### [WHAT YOU WILL DO]
Transcribe the listing that follows in full, omitting pictures.

### [SUPPLIED DATA]
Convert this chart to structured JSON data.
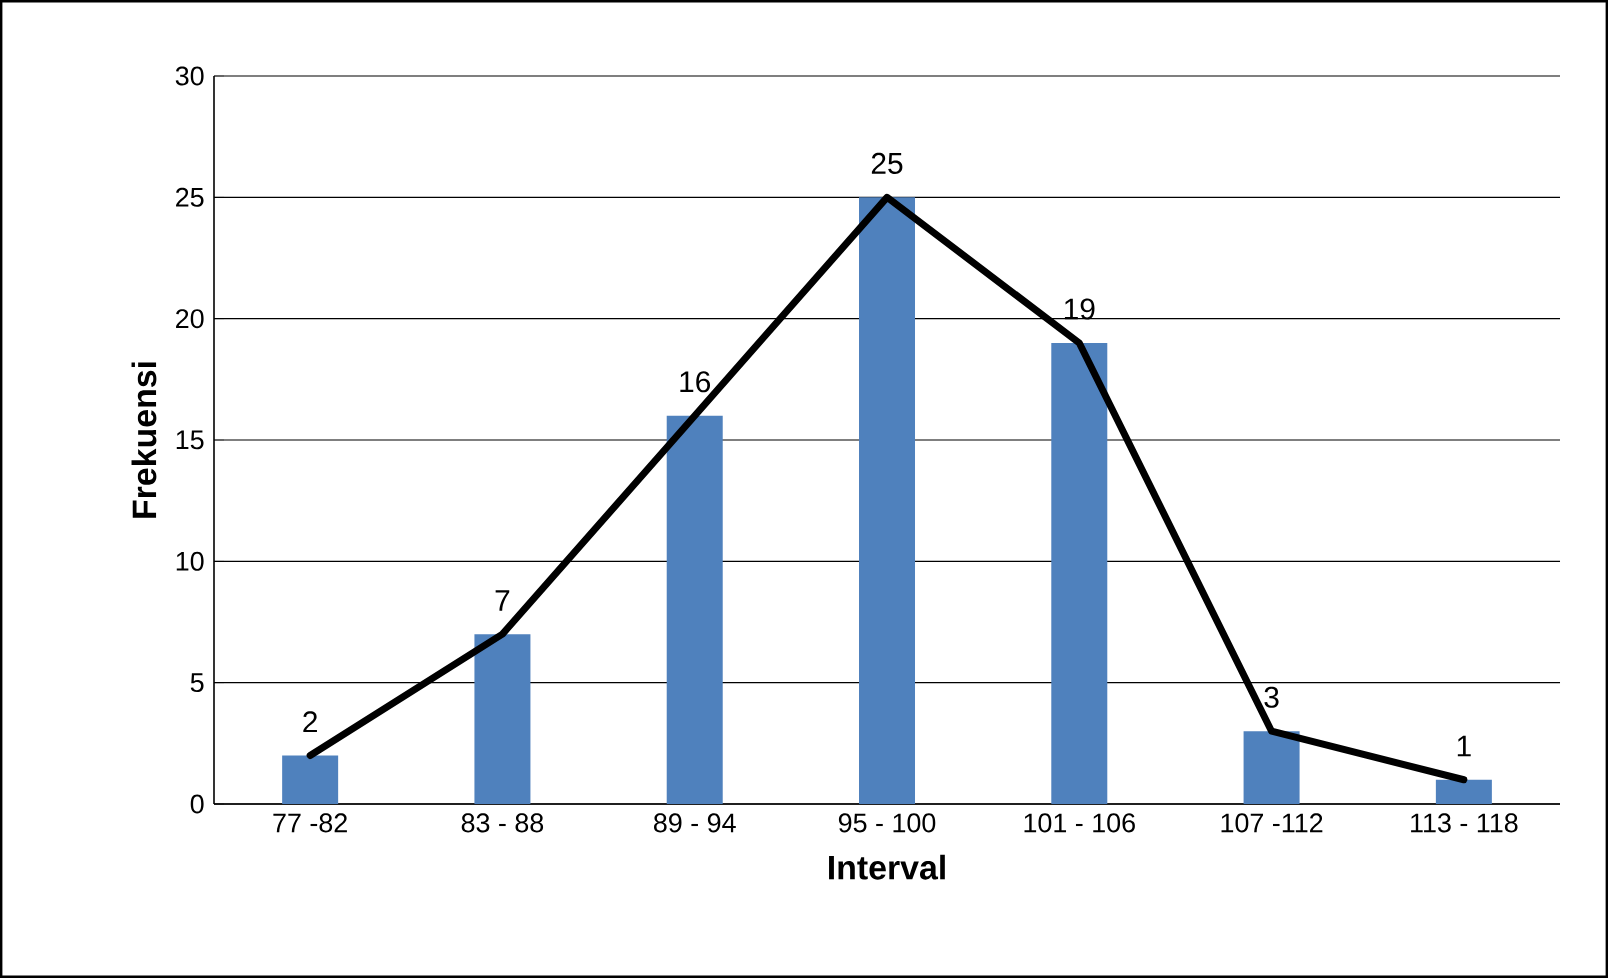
{
  "chart_data": {
    "type": "bar",
    "xlabel": "Interval",
    "ylabel": "Frekuensi",
    "categories": [
      "77 -82",
      "83 - 88",
      "89 - 94",
      "95 - 100",
      "101 - 106",
      "107 -112",
      "113 - 118"
    ],
    "series": [
      {
        "color": "#4f81bd",
        "values": [
          2,
          7,
          16,
          25,
          19,
          3,
          1
        ],
        "value_labels": [
          "2",
          "7",
          "16",
          "25",
          "19",
          "3",
          "1"
        ]
      },
      {
        "type": "line",
        "color": "#000000",
        "values": [
          2,
          7,
          16,
          25,
          19,
          3,
          1
        ]
      }
    ],
    "ylim": [
      0,
      30
    ],
    "yticks": [
      0,
      5,
      10,
      15,
      20,
      25,
      30
    ],
    "grid": "y"
  }
}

### [SOLUTION FOR THIS TASK]
Convert this chart to structured JSON data.
{
  "chart_data": {
    "type": "bar",
    "xlabel": "Interval",
    "ylabel": "Frekuensi",
    "categories": [
      "77 -82",
      "83 - 88",
      "89 - 94",
      "95 - 100",
      "101 - 106",
      "107 -112",
      "113 - 118"
    ],
    "series": [
      {
        "color": "#4f81bd",
        "values": [
          2,
          7,
          16,
          25,
          19,
          3,
          1
        ],
        "value_labels": [
          "2",
          "7",
          "16",
          "25",
          "19",
          "3",
          "1"
        ]
      },
      {
        "type": "line",
        "color": "#000000",
        "values": [
          2,
          7,
          16,
          25,
          19,
          3,
          1
        ]
      }
    ],
    "ylim": [
      0,
      30
    ],
    "yticks": [
      0,
      5,
      10,
      15,
      20,
      25,
      30
    ],
    "grid": "y"
  }
}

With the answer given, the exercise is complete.